↓↓↓

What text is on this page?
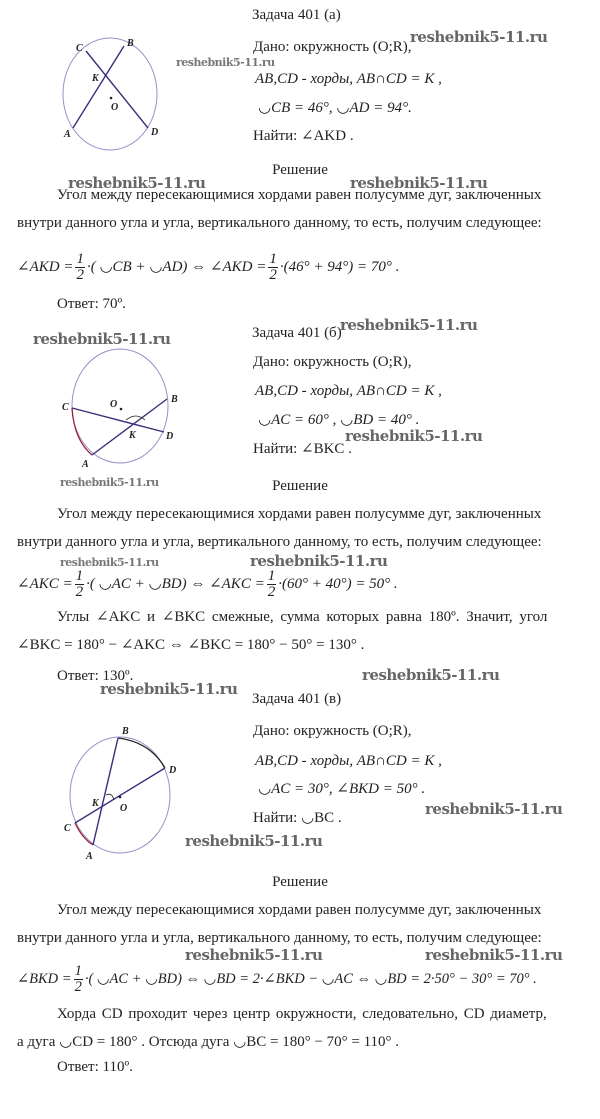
C	B
K
O
A	D
C
B
O
K	D
A
B
D
K O
C
A
Задача 401 (а)
Дано: окружность (O;R),
AB,CD - хорды, AB∩CD = K ,
◡CB = 46°, ◡AD = 94°.
Найти: ∠AKD .
Решение
Угол между пересекающимися хордами равен полусумме дуг, заключенных
внутри данного угла и угла, вертикального данному, то есть, получим следующее:
∠AKD = $\frac{1}{2}$ ·( ◡CB + ◡AD) ⇔ ∠AKD = $\frac{1}{2} \cdot(46^\circ + 94^\circ) = 70^\circ$ .
Ответ: 70º.
Задача 401 (б)
Дано: окружность (O;R),
AB,CD - хорды, AB∩CD = K ,
◡AC = 60° , ◡BD = 40° .
Найти: ∠BKC .
Решение
Угол между пересекающимися хордами равен полусумме дуг, заключенных
внутри данного угла и угла, вертикального данному, то есть, получим следующее:
∠AKC = $\frac{1}{2}$ ·( ◡AC + ◡BD) ⇔ ∠AKC = $\frac{1}{2} \cdot(60^\circ + 40^\circ) = 50^\circ$ .
Углы ∠AKC и ∠BKC смежные, сумма которых равна 180º. Значит, угол
∠BKC = 180° − ∠AKC ⇔ ∠BKC = 180° − 50° = 130° .
Ответ: 130º.
Задача 401 (в)
Дано: окружность (O;R),
AB,CD - хорды, AB∩CD = K ,
◡AC = 30°, ∠BKD = 50° .
Найти: ◡BC .
Решение
Угол между пересекающимися хордами равен полусумме дуг, заключенных
внутри данного угла и угла, вертикального данному, то есть, получим следующее:
∠BKD = $\frac{1}{2}$ ·( ◡AC + ◡BD) ⇔ ◡BD = 2·∠BKD − ◡AC ⇔ ◡BD = 2·50° − 30° = 70° .
Хорда CD проходит через центр окружности, следовательно, CD диаметр,
а дуга ◡CD = 180° . Отсюда дуга ◡BC = 180° − 70° = 110° .
Ответ: 110º.
reshebnik5-11.ru
reshebnik5-11.ru
reshebnik5-11.ru	reshebnik5-11.ru
reshebnik5-11.ru
reshebnik5-11.ru
reshebnik5-11.ru
reshebnik5-11.ru
reshebnik5-11.ru	reshebnik5-11.ru
reshebnik5-11.ru
reshebnik5-11.ru
reshebnik5-11.ru
reshebnik5-11.ru
reshebnik5-11.ru	reshebnik5-11.ru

↑↑↑

Which lines contain "Задача"? Copy each of them.

ANSWER TO THIS TASK:
Задача 401 (а)
Задача 401 (б)
Задача 401 (в)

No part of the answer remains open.